Copy all of the material below exactly.

§

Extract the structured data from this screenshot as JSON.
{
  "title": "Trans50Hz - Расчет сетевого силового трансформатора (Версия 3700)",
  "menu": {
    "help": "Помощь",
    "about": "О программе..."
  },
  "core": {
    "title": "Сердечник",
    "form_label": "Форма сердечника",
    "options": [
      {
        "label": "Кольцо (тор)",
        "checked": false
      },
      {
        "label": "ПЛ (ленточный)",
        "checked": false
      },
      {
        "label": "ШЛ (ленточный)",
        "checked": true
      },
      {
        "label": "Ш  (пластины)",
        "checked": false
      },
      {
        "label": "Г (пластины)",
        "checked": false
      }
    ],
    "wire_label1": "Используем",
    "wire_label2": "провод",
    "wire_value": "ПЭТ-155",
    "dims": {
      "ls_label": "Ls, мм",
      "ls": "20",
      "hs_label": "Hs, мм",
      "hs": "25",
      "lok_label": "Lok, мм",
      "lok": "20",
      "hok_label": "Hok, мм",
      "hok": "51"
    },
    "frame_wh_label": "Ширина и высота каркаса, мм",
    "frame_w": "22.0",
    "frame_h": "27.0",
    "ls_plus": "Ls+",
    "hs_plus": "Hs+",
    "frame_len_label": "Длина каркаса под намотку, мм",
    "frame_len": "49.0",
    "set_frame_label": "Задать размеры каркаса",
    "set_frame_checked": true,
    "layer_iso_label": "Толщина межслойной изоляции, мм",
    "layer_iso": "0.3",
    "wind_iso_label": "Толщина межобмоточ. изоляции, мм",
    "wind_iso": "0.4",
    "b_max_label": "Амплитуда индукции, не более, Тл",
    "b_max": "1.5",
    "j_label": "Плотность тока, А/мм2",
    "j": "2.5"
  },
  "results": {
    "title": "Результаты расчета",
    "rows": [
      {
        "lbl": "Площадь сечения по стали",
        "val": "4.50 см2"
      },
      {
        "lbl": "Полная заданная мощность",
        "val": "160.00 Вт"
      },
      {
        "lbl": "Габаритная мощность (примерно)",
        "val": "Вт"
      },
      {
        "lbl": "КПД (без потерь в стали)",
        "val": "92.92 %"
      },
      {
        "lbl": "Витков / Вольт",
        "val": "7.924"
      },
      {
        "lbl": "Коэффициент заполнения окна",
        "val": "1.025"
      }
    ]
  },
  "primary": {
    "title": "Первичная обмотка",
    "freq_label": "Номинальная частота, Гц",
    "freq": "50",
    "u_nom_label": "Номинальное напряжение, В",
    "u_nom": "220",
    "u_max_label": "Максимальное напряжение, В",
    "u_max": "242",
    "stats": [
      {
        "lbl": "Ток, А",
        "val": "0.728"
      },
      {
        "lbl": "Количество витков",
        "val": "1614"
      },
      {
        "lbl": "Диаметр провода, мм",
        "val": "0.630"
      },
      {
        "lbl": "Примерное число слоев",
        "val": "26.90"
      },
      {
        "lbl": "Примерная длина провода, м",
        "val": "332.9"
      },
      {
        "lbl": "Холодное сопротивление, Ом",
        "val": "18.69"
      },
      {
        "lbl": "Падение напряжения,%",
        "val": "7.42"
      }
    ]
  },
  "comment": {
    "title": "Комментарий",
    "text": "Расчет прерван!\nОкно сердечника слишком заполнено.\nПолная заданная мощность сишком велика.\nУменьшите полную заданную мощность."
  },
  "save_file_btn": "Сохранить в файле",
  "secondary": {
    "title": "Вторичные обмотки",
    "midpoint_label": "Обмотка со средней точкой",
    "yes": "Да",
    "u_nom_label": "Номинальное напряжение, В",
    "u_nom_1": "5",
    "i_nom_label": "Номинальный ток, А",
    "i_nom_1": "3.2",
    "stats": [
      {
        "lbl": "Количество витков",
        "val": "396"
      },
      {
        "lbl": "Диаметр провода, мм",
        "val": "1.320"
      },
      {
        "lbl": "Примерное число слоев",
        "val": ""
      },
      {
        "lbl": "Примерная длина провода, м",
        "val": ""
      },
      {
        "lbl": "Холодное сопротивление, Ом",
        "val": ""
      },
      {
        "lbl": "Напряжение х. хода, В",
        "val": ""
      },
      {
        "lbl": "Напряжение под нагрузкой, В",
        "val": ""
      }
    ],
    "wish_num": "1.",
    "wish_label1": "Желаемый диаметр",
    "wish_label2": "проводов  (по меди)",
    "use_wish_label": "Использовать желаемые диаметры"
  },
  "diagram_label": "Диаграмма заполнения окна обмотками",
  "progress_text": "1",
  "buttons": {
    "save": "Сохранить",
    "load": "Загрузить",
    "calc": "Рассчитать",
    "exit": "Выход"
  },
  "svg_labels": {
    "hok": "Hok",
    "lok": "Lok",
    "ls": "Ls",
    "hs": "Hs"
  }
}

§

# CORRECT RESULT
Extract the structured data from this screenshot as JSON.
{
  "title": "Trans50Hz - Расчет сетевого силового трансформатора (Версия 3700)",
  "menu": {
    "help": "Помощь",
    "about": "О программе..."
  },
  "core": {
    "title": "Сердечник",
    "form_label": "Форма сердечника",
    "options": [
      {
        "label": "Кольцо (тор)",
        "checked": false
      },
      {
        "label": "ПЛ (ленточный)",
        "checked": false
      },
      {
        "label": "ШЛ (ленточный)",
        "checked": true
      },
      {
        "label": "Ш  (пластины)",
        "checked": false
      },
      {
        "label": "Г (пластины)",
        "checked": false
      }
    ],
    "wire_label1": "Используем",
    "wire_label2": "провод",
    "wire_value": "ПЭТ-155",
    "dims": {
      "ls_label": "Ls, мм",
      "ls": "20",
      "hs_label": "Hs, мм",
      "hs": "25",
      "lok_label": "Lok, мм",
      "lok": "20",
      "hok_label": "Hok, мм",
      "hok": "51"
    },
    "frame_wh_label": "Ширина и высота каркаса, мм",
    "frame_w": "22.0",
    "frame_h": "27.0",
    "ls_plus": "Ls+",
    "hs_plus": "Hs+",
    "frame_len_label": "Длина каркаса под намотку, мм",
    "frame_len": "49.0",
    "set_frame_label": "Задать размеры каркаса",
    "set_frame_checked": true,
    "layer_iso_label": "Толщина межслойной изоляции, мм",
    "layer_iso": "0.3",
    "wind_iso_label": "Толщина межобмоточ. изоляции, мм",
    "wind_iso": "0.4",
    "b_max_label": "Амплитуда индукции, не более, Тл",
    "b_max": "1.5",
    "j_label": "Плотность тока, А/мм2",
    "j": "2.5"
  },
  "results": {
    "title": "Результаты расчета",
    "rows": [
      {
        "lbl": "Площадь сечения по стали",
        "val": "4.50 см2"
      },
      {
        "lbl": "Полная заданная мощность",
        "val": "160.00 Вт"
      },
      {
        "lbl": "Габаритная мощность (примерно)",
        "val": "Вт"
      },
      {
        "lbl": "КПД (без потерь в стали)",
        "val": "92.92 %"
      },
      {
        "lbl": "Витков / Вольт",
        "val": "7.924"
      },
      {
        "lbl": "Коэффициент заполнения окна",
        "val": "1.025"
      }
    ]
  },
  "primary": {
    "title": "Первичная обмотка",
    "freq_label": "Номинальная частота, Гц",
    "freq": "50",
    "u_nom_label": "Номинальное напряжение, В",
    "u_nom": "220",
    "u_max_label": "Максимальное напряжение, В",
    "u_max": "242",
    "stats": [
      {
        "lbl": "Ток, А",
        "val": "0.728"
      },
      {
        "lbl": "Количество витков",
        "val": "1614"
      },
      {
        "lbl": "Диаметр провода, мм",
        "val": "0.630"
      },
      {
        "lbl": "Примерное число слоев",
        "val": "26.90"
      },
      {
        "lbl": "Примерная длина провода, м",
        "val": "332.9"
      },
      {
        "lbl": "Холодное сопротивление, Ом",
        "val": "18.69"
      },
      {
        "lbl": "Падение напряжения,%",
        "val": "7.42"
      }
    ]
  },
  "comment": {
    "title": "Комментарий",
    "text": "Расчет прерван!\nОкно сердечника слишком заполнено.\nПолная заданная мощность сишком велика.\nУменьшите полную заданную мощность."
  },
  "save_file_btn": "Сохранить в файле",
  "secondary": {
    "title": "Вторичные обмотки",
    "midpoint_label": "Обмотка со средней точкой",
    "yes": "Да",
    "u_nom_label": "Номинальное напряжение, В",
    "u_nom_1": "5",
    "i_nom_label": "Номинальный ток, А",
    "i_nom_1": "3.2",
    "stats": [
      {
        "lbl": "Количество витков",
        "val": "396"
      },
      {
        "lbl": "Диаметр провода, мм",
        "val": "1.320"
      },
      {
        "lbl": "Примерное число слоев",
        "val": ""
      },
      {
        "lbl": "Примерная длина провода, м",
        "val": ""
      },
      {
        "lbl": "Холодное сопротивление, Ом",
        "val": ""
      },
      {
        "lbl": "Напряжение х. хода, В",
        "val": ""
      },
      {
        "lbl": "Напряжение под нагрузкой, В",
        "val": ""
      }
    ],
    "wish_num": "1.",
    "wish_label1": "Желаемый диаметр",
    "wish_label2": "проводов  (по меди)",
    "use_wish_label": "Использовать желаемые диаметры"
  },
  "diagram_label": "Диаграмма заполнения окна обмотками",
  "progress_text": "1",
  "buttons": {
    "save": "Сохранить",
    "load": "Загрузить",
    "calc": "Рассчитать",
    "exit": "Выход"
  },
  "svg_labels": {
    "hok": "Hok",
    "lok": "Lok",
    "ls": "Ls",
    "hs": "Hs"
  }
}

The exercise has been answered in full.